AIM OF THE TASK: Say how many lines contain the string "next". Give no other output.

Raw records

***

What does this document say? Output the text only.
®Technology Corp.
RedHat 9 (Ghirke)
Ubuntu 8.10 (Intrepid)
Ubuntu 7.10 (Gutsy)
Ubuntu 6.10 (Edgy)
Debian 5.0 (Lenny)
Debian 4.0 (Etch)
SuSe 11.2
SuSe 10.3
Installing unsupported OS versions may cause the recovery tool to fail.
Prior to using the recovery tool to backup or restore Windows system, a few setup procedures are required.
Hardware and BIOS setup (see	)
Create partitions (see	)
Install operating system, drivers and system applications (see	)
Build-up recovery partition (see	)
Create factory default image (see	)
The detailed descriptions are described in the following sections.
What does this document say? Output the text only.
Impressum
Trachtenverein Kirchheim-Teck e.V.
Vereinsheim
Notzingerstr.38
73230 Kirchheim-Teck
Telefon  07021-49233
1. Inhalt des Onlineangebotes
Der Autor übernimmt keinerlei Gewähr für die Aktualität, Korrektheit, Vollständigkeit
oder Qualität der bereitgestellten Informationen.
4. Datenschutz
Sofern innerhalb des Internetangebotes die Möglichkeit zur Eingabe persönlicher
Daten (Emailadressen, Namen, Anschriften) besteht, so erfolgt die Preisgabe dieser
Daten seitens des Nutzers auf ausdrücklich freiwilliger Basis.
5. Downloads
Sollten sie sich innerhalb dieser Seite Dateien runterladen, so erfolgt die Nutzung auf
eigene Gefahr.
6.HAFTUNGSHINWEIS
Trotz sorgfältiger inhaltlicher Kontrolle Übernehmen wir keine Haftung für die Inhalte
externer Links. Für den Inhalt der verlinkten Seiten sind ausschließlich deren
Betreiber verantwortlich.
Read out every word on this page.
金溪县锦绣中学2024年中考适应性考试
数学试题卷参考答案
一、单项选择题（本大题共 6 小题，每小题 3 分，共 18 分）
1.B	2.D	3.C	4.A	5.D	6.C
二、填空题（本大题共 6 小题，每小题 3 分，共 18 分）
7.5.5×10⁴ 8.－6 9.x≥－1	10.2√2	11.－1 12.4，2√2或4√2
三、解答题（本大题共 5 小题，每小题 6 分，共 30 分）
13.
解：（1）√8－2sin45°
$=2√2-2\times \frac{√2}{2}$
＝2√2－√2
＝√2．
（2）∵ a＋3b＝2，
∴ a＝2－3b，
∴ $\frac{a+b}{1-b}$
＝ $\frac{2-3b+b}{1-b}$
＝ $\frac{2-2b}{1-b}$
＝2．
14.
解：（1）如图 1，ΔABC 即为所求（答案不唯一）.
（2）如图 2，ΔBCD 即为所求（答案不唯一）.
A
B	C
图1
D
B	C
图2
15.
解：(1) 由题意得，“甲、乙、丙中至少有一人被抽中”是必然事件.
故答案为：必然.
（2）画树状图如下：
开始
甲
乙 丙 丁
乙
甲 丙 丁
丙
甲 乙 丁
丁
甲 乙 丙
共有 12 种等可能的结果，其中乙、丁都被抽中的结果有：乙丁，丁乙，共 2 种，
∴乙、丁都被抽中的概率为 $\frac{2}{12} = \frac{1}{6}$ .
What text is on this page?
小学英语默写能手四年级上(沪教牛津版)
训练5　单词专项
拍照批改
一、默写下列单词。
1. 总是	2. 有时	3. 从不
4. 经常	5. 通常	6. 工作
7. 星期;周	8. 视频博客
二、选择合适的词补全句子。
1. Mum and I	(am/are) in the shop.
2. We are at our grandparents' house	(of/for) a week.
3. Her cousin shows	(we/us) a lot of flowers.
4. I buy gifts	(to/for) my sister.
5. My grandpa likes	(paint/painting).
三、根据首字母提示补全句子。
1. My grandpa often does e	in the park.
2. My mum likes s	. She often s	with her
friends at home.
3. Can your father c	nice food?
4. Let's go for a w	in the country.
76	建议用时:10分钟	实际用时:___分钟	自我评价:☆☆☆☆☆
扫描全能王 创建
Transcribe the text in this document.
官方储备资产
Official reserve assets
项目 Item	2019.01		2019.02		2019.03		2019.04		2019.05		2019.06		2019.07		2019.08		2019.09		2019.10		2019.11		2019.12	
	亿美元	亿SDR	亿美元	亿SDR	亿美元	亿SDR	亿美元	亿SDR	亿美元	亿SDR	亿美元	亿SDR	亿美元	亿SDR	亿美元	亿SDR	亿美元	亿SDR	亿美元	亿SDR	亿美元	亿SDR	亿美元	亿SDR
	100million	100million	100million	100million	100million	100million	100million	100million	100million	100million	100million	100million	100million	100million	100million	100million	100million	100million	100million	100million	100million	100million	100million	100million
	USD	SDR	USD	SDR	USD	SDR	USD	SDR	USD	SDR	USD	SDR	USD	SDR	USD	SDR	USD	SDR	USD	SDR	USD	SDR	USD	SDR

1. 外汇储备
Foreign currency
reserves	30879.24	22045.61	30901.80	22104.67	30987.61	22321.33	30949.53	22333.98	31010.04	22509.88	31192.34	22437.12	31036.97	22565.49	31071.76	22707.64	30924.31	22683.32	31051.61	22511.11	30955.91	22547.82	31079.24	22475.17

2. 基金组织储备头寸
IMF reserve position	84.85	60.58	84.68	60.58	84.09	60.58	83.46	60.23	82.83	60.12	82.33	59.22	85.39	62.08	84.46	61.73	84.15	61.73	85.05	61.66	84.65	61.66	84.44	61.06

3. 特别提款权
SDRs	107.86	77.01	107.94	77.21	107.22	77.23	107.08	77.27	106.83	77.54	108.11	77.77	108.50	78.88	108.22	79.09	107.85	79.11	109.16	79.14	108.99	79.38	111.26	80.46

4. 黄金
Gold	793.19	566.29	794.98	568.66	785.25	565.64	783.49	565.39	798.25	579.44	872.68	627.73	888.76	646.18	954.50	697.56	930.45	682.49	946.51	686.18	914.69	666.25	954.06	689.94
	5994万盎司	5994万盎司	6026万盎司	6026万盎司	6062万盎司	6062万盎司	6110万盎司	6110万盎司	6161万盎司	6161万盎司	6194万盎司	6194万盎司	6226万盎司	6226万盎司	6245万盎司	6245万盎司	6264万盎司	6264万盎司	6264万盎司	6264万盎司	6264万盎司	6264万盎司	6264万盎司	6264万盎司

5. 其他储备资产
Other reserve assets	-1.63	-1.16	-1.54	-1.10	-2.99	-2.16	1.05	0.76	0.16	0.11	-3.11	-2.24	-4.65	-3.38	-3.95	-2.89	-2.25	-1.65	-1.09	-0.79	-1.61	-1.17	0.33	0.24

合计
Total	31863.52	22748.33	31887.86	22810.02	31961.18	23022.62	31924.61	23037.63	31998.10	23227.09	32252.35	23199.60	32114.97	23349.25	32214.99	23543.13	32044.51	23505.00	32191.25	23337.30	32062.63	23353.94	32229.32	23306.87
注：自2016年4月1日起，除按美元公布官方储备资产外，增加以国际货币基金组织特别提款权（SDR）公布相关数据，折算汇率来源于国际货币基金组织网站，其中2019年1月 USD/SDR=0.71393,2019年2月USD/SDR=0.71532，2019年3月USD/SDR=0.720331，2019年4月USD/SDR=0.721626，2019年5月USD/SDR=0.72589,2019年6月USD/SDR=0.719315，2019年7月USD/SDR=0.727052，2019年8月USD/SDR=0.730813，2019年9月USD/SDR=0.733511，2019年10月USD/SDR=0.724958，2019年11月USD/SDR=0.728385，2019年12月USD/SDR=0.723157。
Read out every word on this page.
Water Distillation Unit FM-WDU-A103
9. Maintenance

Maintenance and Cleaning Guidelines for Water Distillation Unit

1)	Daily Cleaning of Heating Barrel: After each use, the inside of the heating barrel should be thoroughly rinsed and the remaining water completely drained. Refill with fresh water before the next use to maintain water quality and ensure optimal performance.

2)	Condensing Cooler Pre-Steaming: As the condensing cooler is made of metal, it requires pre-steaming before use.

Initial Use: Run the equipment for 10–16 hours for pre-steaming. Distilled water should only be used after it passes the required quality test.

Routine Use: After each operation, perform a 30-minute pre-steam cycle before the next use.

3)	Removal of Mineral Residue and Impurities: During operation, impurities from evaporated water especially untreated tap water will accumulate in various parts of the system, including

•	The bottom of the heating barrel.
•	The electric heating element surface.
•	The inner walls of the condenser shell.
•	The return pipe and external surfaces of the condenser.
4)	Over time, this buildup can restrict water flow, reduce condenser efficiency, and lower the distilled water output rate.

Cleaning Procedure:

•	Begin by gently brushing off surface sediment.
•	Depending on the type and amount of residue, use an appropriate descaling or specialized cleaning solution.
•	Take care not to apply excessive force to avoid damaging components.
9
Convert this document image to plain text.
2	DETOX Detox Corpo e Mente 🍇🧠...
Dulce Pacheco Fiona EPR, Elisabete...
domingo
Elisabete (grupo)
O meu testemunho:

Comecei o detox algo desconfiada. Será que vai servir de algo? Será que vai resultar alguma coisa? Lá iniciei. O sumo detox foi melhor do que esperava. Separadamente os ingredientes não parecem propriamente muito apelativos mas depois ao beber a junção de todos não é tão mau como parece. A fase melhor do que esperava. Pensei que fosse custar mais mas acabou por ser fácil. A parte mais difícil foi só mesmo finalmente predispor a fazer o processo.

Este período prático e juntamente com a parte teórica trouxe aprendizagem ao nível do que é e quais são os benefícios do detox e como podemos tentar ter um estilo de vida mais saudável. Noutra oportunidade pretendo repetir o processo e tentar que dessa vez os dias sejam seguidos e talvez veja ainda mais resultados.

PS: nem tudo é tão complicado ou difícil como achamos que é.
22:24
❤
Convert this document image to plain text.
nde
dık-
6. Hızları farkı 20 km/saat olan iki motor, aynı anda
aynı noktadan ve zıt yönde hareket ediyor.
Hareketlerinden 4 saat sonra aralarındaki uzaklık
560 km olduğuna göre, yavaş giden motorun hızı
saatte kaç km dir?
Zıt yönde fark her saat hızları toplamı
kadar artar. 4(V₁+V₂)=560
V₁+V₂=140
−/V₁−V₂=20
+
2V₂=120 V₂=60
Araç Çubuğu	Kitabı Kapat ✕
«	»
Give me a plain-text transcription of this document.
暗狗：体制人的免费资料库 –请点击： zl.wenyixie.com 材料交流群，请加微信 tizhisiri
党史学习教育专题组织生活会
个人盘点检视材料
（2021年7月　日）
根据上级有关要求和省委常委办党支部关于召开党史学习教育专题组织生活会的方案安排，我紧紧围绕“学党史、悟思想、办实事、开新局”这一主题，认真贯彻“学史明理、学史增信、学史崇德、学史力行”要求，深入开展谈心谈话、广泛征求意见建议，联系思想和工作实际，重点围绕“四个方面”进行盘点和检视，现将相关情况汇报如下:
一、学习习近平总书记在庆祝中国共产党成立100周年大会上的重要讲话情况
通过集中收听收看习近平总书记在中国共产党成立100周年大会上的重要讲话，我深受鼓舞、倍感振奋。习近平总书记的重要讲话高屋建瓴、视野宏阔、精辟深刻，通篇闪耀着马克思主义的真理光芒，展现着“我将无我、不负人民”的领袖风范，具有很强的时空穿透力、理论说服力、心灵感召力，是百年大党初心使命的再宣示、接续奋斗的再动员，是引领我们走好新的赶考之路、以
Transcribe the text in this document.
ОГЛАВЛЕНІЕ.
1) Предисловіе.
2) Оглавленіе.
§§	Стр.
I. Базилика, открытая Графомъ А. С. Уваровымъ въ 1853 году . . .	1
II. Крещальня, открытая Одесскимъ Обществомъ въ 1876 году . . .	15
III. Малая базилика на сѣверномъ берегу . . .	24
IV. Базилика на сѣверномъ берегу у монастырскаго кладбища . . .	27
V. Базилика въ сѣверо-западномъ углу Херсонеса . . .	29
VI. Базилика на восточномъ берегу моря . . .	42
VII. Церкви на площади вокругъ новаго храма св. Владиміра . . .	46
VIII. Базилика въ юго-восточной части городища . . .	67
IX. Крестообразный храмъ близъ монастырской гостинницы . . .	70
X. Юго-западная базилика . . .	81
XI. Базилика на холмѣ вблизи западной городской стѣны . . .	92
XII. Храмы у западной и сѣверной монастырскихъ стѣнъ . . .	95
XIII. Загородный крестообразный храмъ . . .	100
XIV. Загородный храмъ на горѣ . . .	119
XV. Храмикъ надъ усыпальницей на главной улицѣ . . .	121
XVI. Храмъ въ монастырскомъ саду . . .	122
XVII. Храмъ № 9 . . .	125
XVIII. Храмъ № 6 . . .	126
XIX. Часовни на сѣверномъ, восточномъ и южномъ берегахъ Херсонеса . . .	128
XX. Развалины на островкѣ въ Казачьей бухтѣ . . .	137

***

ANSWER TO THIS PROBLEM: 2